(Dataset items)
● ● ●
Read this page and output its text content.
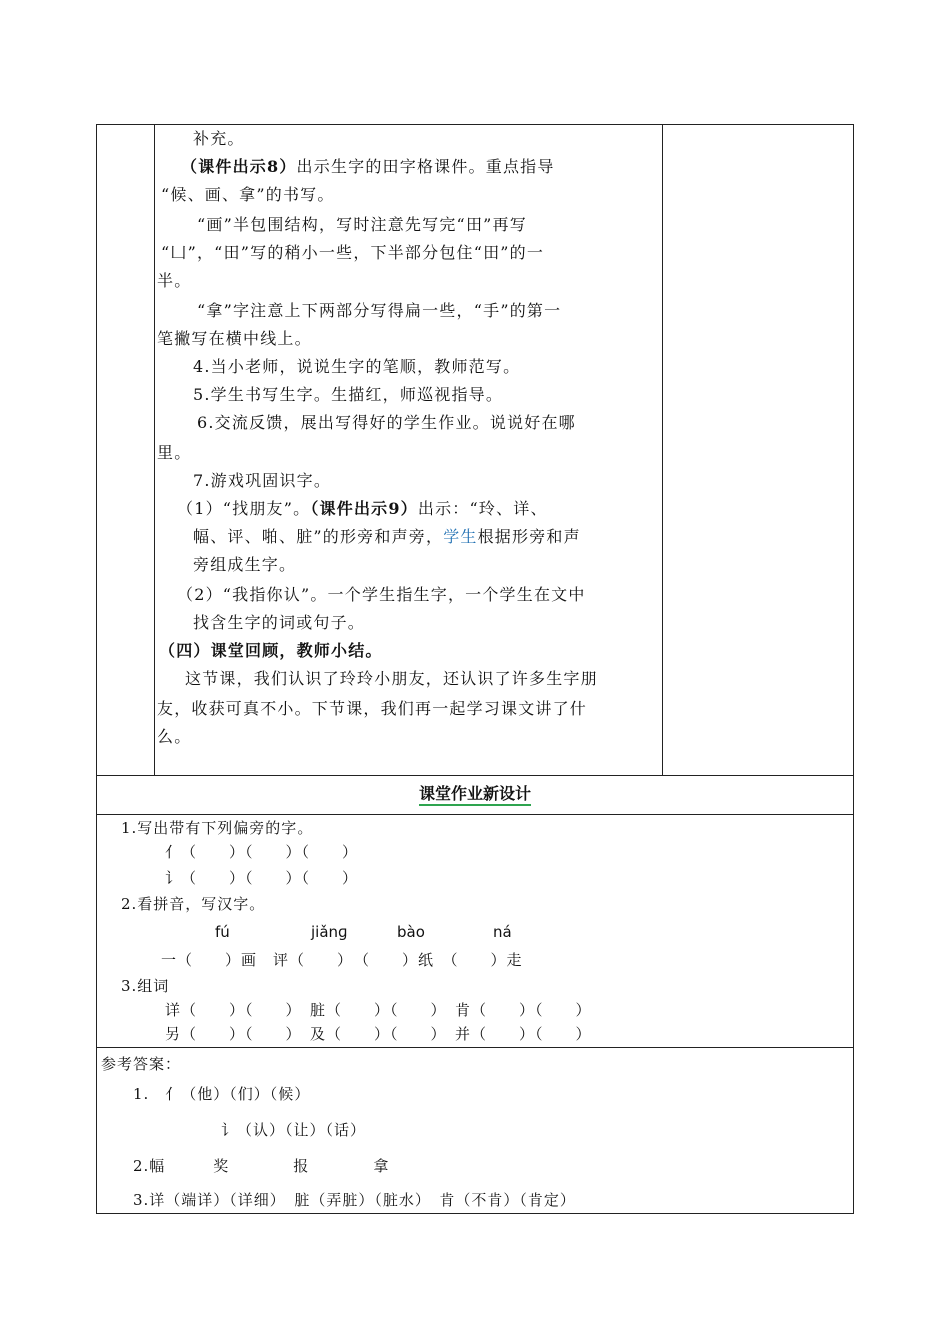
补充。
（课件出示8）出示生字的田字格课件。重点指导
“候、画、拿”的书写。
“画”半包围结构，写时注意先写完“田”再写
“凵”，“田”写的稍小一些，下半部分包住“田”的一
半。
“拿”字注意上下两部分写得扁一些，“手”的第一
笔撇写在横中线上。
4.当小老师，说说生字的笔顺，教师范写。
5.学生书写生字。生描红，师巡视指导。
6.交流反馈，展出写得好的学生作业。说说好在哪
里。
7.游戏巩固识字。
（1）“找朋友”。（课件出示9）出示：“玲、详、
幅、评、啪、脏”的形旁和声旁，学生根据形旁和声
旁组成生字。
（2）“我指你认”。一个学生指生字，一个学生在文中
找含生字的词或句子。
（四）课堂回顾，教师小结。
这节课，我们认识了玲玲小朋友，还认识了许多生字朋
友，收获可真不小。下节课，我们再一起学习课文讲了什
么。
课堂作业新设计
1.写出带有下列偏旁的字。
亻（　　）（　　）（　　）
讠（　　）（　　）（　　）
2.看拼音，写汉字。
fú	jiǎnɡ	bào	ná
一（　　）画　评（　　）　（　　）纸　（　　）走
3.组词
详（　　）（　　）　脏（　　）（　　）　肯（　　）（　　）
另（　　）（　　）　及（　　）（　　）　并（　　）（　　）
参考答案：
1.　亻（他）（们）（候）
讠（认）（让）（话）
2.幅　　　奖　　　　报　　　　拿
3.详（端详）（详细）　脏（弄脏）（脏水）　肯（不肯）（肯定）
● ● ●
# Stated exercise
Do not copy the pictures, but repeat every line exactly.

# Final answer
Read this page and output its text content.
补充。
（课件出示8）出示生字的田字格课件。重点指导
“候、画、拿”的书写。
“画”半包围结构，写时注意先写完“田”再写
“凵”，“田”写的稍小一些，下半部分包住“田”的一
半。
“拿”字注意上下两部分写得扁一些，“手”的第一
笔撇写在横中线上。
4.当小老师，说说生字的笔顺，教师范写。
5.学生书写生字。生描红，师巡视指导。
6.交流反馈，展出写得好的学生作业。说说好在哪
里。
7.游戏巩固识字。
（1）“找朋友”。（课件出示9）出示：“玲、详、
幅、评、啪、脏”的形旁和声旁，学生根据形旁和声
旁组成生字。
（2）“我指你认”。一个学生指生字，一个学生在文中
找含生字的词或句子。
（四）课堂回顾，教师小结。
这节课，我们认识了玲玲小朋友，还认识了许多生字朋
友，收获可真不小。下节课，我们再一起学习课文讲了什
么。
课堂作业新设计
1.写出带有下列偏旁的字。
亻（　　）（　　）（　　）
讠（　　）（　　）（　　）
2.看拼音，写汉字。
fú	jiǎnɡ	bào	ná
一（　　）画　评（　　）　（　　）纸　（　　）走
3.组词
详（　　）（　　）　脏（　　）（　　）　肯（　　）（　　）
另（　　）（　　）　及（　　）（　　）　并（　　）（　　）
参考答案：
1.　亻（他）（们）（候）
讠（认）（让）（话）
2.幅　　　奖　　　　报　　　　拿
3.详（端详）（详细）　脏（弄脏）（脏水）　肯（不肯）（肯定）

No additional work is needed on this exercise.